--- Task statement ---
Repeat the material exactly as it appears.

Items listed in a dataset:
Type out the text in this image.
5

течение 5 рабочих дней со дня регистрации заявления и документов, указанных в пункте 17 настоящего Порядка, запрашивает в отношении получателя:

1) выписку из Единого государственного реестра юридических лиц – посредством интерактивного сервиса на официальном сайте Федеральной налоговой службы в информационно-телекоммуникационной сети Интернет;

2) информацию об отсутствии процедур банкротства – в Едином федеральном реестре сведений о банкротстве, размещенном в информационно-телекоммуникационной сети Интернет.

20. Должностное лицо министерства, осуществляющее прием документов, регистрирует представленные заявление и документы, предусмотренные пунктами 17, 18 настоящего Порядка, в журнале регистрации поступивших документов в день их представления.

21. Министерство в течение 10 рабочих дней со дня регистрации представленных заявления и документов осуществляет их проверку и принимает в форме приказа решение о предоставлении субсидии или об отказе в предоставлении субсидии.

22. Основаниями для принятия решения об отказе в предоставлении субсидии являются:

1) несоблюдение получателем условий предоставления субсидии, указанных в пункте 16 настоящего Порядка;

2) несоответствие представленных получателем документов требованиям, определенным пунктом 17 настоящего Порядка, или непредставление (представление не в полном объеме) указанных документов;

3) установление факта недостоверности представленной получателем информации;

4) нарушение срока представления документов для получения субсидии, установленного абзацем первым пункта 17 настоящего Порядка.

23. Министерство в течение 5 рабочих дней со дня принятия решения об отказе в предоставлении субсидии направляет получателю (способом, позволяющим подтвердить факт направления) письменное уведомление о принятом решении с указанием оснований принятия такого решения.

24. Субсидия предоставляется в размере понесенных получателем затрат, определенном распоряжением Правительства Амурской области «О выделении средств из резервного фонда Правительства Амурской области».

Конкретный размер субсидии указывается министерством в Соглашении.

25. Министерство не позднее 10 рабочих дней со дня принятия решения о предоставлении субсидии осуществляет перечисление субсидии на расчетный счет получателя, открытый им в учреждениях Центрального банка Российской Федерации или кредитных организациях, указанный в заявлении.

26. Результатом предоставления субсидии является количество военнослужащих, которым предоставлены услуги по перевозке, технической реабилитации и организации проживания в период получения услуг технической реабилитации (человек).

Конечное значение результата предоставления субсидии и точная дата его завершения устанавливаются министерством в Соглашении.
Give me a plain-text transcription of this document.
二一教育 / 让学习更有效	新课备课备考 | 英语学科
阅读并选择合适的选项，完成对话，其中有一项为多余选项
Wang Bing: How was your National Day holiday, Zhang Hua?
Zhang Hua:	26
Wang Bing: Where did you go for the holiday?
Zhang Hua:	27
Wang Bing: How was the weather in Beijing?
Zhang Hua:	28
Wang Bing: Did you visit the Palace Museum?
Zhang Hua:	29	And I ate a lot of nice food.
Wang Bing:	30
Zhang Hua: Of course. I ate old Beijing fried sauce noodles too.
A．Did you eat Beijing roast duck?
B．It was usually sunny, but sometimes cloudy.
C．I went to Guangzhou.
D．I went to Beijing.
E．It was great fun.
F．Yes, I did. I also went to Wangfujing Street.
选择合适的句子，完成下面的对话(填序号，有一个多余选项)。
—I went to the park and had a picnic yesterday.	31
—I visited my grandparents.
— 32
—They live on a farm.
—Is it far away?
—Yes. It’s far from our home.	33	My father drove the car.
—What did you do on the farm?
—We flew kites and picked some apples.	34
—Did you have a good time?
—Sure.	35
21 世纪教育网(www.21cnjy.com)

--- The result ---
Type out the text in this image.
5

течение 5 рабочих дней со дня регистрации заявления и документов, указанных в пункте 17 настоящего Порядка, запрашивает в отношении получателя:

1) выписку из Единого государственного реестра юридических лиц – посредством интерактивного сервиса на официальном сайте Федеральной налоговой службы в информационно-телекоммуникационной сети Интернет;

2) информацию об отсутствии процедур банкротства – в Едином федеральном реестре сведений о банкротстве, размещенном в информационно-телекоммуникационной сети Интернет.

20. Должностное лицо министерства, осуществляющее прием документов, регистрирует представленные заявление и документы, предусмотренные пунктами 17, 18 настоящего Порядка, в журнале регистрации поступивших документов в день их представления.

21. Министерство в течение 10 рабочих дней со дня регистрации представленных заявления и документов осуществляет их проверку и принимает в форме приказа решение о предоставлении субсидии или об отказе в предоставлении субсидии.

22. Основаниями для принятия решения об отказе в предоставлении субсидии являются:

1) несоблюдение получателем условий предоставления субсидии, указанных в пункте 16 настоящего Порядка;

2) несоответствие представленных получателем документов требованиям, определенным пунктом 17 настоящего Порядка, или непредставление (представление не в полном объеме) указанных документов;

3) установление факта недостоверности представленной получателем информации;

4) нарушение срока представления документов для получения субсидии, установленного абзацем первым пункта 17 настоящего Порядка.

23. Министерство в течение 5 рабочих дней со дня принятия решения об отказе в предоставлении субсидии направляет получателю (способом, позволяющим подтвердить факт направления) письменное уведомление о принятом решении с указанием оснований принятия такого решения.

24. Субсидия предоставляется в размере понесенных получателем затрат, определенном распоряжением Правительства Амурской области «О выделении средств из резервного фонда Правительства Амурской области».

Конкретный размер субсидии указывается министерством в Соглашении.

25. Министерство не позднее 10 рабочих дней со дня принятия решения о предоставлении субсидии осуществляет перечисление субсидии на расчетный счет получателя, открытый им в учреждениях Центрального банка Российской Федерации или кредитных организациях, указанный в заявлении.

26. Результатом предоставления субсидии является количество военнослужащих, которым предоставлены услуги по перевозке, технической реабилитации и организации проживания в период получения услуг технической реабилитации (человек).

Конечное значение результата предоставления субсидии и точная дата его завершения устанавливаются министерством в Соглашении.
Give me a plain-text transcription of this document.
二一教育 / 让学习更有效	新课备课备考 | 英语学科
阅读并选择合适的选项，完成对话，其中有一项为多余选项
Wang Bing: How was your National Day holiday, Zhang Hua?
Zhang Hua:	26
Wang Bing: Where did you go for the holiday?
Zhang Hua:	27
Wang Bing: How was the weather in Beijing?
Zhang Hua:	28
Wang Bing: Did you visit the Palace Museum?
Zhang Hua:	29	And I ate a lot of nice food.
Wang Bing:	30
Zhang Hua: Of course. I ate old Beijing fried sauce noodles too.
A．Did you eat Beijing roast duck?
B．It was usually sunny, but sometimes cloudy.
C．I went to Guangzhou.
D．I went to Beijing.
E．It was great fun.
F．Yes, I did. I also went to Wangfujing Street.
选择合适的句子，完成下面的对话(填序号，有一个多余选项)。
—I went to the park and had a picnic yesterday.	31
—I visited my grandparents.
— 32
—They live on a farm.
—Is it far away?
—Yes. It’s far from our home.	33	My father drove the car.
—What did you do on the farm?
—We flew kites and picked some apples.	34
—Did you have a good time?
—Sure.	35
21 世纪教育网(www.21cnjy.com)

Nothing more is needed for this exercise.